** REQUIRED TASK **
Of the lines in the records that follow, how many include the word "ylabel"? Answer with a bare number.

** Extracts from a graphics dataset **
◇ ◇ ◇ ◇ ◇ ◇ ◇
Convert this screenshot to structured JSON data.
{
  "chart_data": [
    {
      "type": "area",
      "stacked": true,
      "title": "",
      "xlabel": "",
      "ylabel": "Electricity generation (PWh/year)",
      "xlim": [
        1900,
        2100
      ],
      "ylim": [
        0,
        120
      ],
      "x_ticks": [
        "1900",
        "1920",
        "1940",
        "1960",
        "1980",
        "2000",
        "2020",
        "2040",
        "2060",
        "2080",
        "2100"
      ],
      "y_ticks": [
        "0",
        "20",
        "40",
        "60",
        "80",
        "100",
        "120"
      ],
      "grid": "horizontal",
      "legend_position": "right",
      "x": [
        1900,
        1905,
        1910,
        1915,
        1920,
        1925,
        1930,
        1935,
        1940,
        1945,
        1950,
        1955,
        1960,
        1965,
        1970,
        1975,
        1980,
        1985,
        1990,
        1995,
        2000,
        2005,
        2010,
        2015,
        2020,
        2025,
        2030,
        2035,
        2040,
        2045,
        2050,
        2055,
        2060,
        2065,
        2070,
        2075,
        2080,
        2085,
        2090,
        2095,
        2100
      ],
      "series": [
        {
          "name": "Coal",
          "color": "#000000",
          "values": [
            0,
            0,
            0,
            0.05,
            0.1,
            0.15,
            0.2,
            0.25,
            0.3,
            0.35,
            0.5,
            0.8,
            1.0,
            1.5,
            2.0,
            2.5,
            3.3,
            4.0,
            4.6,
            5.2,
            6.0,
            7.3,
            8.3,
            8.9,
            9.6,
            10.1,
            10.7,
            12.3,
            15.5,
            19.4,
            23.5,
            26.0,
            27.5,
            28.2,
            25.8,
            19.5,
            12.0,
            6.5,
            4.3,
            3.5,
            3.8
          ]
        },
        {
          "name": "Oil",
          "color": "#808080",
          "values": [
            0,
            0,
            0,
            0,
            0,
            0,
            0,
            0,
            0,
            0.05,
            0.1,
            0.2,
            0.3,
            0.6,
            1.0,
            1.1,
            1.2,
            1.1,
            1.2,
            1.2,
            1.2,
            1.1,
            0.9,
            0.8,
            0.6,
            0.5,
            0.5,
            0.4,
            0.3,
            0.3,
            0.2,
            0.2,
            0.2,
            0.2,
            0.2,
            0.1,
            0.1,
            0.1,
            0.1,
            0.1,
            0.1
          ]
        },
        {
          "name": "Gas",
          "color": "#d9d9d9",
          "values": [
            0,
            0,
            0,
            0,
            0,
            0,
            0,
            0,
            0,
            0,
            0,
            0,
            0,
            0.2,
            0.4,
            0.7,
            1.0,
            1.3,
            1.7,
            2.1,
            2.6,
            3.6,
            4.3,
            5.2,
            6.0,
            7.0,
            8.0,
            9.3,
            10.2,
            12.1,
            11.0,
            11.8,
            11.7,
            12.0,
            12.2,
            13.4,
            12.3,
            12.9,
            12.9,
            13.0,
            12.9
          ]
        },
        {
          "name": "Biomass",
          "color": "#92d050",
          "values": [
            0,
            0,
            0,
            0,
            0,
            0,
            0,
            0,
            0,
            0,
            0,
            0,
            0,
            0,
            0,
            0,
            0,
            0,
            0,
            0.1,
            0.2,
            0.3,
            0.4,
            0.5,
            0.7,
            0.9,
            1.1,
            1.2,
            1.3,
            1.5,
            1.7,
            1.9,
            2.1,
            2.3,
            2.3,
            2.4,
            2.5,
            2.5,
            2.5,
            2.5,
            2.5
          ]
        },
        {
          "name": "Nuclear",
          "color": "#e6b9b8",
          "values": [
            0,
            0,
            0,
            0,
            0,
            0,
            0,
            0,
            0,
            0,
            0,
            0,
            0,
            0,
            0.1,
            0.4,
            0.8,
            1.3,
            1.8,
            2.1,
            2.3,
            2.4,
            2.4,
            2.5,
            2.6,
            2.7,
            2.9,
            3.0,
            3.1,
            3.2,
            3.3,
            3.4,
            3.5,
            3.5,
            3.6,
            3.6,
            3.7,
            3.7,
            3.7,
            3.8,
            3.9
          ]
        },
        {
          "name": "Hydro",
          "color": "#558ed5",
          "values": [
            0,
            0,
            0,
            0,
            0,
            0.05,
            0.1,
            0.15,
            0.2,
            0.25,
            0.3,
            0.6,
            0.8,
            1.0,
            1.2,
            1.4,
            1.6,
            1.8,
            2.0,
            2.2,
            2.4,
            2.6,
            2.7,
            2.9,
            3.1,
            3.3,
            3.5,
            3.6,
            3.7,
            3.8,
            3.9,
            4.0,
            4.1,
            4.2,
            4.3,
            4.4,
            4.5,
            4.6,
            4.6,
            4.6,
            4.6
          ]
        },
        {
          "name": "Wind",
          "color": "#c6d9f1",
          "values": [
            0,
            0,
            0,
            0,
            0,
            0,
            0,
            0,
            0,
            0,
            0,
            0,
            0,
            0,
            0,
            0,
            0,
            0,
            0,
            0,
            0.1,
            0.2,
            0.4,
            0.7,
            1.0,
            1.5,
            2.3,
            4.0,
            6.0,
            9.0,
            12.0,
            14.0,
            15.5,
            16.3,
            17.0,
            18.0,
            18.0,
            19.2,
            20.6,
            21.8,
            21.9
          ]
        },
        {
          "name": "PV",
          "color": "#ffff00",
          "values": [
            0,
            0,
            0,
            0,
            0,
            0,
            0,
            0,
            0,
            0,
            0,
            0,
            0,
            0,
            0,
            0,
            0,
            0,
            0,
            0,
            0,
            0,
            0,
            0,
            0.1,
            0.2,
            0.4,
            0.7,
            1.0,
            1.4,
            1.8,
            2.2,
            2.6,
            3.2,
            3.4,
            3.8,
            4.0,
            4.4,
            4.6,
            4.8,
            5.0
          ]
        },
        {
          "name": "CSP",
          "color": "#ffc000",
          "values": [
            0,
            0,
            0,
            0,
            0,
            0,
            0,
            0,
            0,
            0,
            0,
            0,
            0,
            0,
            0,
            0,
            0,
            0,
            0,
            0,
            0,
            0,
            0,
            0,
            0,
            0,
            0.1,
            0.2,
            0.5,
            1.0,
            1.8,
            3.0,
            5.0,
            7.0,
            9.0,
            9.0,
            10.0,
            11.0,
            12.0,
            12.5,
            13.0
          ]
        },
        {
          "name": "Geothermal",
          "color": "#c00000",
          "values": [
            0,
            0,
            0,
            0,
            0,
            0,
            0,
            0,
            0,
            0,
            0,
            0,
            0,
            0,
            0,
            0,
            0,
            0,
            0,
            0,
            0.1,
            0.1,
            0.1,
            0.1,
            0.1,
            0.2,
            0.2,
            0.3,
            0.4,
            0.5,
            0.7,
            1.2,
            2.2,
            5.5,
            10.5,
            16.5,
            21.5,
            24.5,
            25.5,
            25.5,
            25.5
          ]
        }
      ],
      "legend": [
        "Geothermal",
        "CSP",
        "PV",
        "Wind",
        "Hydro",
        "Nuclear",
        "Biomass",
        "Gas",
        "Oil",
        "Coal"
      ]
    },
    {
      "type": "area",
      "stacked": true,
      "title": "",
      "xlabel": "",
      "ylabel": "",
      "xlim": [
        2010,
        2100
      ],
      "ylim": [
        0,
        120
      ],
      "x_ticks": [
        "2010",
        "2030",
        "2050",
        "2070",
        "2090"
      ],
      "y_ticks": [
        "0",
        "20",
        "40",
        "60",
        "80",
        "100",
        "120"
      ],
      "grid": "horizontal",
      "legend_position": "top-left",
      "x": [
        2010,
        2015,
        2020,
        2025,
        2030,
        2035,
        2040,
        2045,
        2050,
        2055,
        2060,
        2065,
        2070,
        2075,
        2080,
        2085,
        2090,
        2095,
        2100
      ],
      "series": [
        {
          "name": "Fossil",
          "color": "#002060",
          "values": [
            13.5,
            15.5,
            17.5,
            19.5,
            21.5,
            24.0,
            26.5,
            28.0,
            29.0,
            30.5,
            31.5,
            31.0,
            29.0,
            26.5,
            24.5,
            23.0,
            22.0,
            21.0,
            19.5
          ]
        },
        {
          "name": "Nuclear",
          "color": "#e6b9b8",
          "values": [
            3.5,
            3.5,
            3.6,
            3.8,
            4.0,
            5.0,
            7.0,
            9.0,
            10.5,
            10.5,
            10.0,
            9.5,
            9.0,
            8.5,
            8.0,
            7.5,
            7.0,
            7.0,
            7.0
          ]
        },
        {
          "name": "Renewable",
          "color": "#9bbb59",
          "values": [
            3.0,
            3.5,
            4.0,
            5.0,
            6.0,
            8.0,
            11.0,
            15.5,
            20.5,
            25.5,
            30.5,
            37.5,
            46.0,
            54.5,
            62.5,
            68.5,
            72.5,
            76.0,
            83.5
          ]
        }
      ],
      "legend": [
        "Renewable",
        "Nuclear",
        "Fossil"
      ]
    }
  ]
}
◇ ◇ ◇ ◇ ◇ ◇ ◇
** THE RESULT **
2